▶ **EXERCISE DESCRIPTION**
Reproduce the records below in their entirety, character for character.

______________________________

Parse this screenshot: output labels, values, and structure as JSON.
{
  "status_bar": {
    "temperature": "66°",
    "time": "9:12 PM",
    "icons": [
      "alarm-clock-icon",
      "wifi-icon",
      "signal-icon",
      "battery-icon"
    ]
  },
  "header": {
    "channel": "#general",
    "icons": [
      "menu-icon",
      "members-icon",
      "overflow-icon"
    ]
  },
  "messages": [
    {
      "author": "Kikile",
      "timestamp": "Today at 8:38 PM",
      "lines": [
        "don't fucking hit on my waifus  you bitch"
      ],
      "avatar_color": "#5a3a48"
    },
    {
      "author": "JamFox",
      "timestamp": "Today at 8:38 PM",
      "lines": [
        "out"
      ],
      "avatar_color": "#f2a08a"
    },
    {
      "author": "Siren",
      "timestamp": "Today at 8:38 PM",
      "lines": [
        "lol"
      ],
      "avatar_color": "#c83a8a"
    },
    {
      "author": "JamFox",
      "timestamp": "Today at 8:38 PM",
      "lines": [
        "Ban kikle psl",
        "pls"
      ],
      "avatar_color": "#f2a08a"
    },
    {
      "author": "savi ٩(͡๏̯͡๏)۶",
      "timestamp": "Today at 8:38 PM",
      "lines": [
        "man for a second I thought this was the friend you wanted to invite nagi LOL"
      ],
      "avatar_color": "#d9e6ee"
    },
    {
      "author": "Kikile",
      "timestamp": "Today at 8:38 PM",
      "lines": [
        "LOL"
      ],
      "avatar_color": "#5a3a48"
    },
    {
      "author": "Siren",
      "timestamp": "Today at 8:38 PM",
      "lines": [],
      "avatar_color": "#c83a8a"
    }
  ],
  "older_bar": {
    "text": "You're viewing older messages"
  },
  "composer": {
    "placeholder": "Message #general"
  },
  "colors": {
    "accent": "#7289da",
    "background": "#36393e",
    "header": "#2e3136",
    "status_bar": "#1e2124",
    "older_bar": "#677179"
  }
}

______________________________

▶ **RESULT FOR THIS EXERCISE**
Parse this screenshot: output labels, values, and structure as JSON.
{
  "status_bar": {
    "temperature": "66°",
    "time": "9:12 PM",
    "icons": [
      "alarm-clock-icon",
      "wifi-icon",
      "signal-icon",
      "battery-icon"
    ]
  },
  "header": {
    "channel": "#general",
    "icons": [
      "menu-icon",
      "members-icon",
      "overflow-icon"
    ]
  },
  "messages": [
    {
      "author": "Kikile",
      "timestamp": "Today at 8:38 PM",
      "lines": [
        "don't fucking hit on my waifus  you bitch"
      ],
      "avatar_color": "#5a3a48"
    },
    {
      "author": "JamFox",
      "timestamp": "Today at 8:38 PM",
      "lines": [
        "out"
      ],
      "avatar_color": "#f2a08a"
    },
    {
      "author": "Siren",
      "timestamp": "Today at 8:38 PM",
      "lines": [
        "lol"
      ],
      "avatar_color": "#c83a8a"
    },
    {
      "author": "JamFox",
      "timestamp": "Today at 8:38 PM",
      "lines": [
        "Ban kikle psl",
        "pls"
      ],
      "avatar_color": "#f2a08a"
    },
    {
      "author": "savi ٩(͡๏̯͡๏)۶",
      "timestamp": "Today at 8:38 PM",
      "lines": [
        "man for a second I thought this was the friend you wanted to invite nagi LOL"
      ],
      "avatar_color": "#d9e6ee"
    },
    {
      "author": "Kikile",
      "timestamp": "Today at 8:38 PM",
      "lines": [
        "LOL"
      ],
      "avatar_color": "#5a3a48"
    },
    {
      "author": "Siren",
      "timestamp": "Today at 8:38 PM",
      "lines": [],
      "avatar_color": "#c83a8a"
    }
  ],
  "older_bar": {
    "text": "You're viewing older messages"
  },
  "composer": {
    "placeholder": "Message #general"
  },
  "colors": {
    "accent": "#7289da",
    "background": "#36393e",
    "header": "#2e3136",
    "status_bar": "#1e2124",
    "older_bar": "#677179"
  }
}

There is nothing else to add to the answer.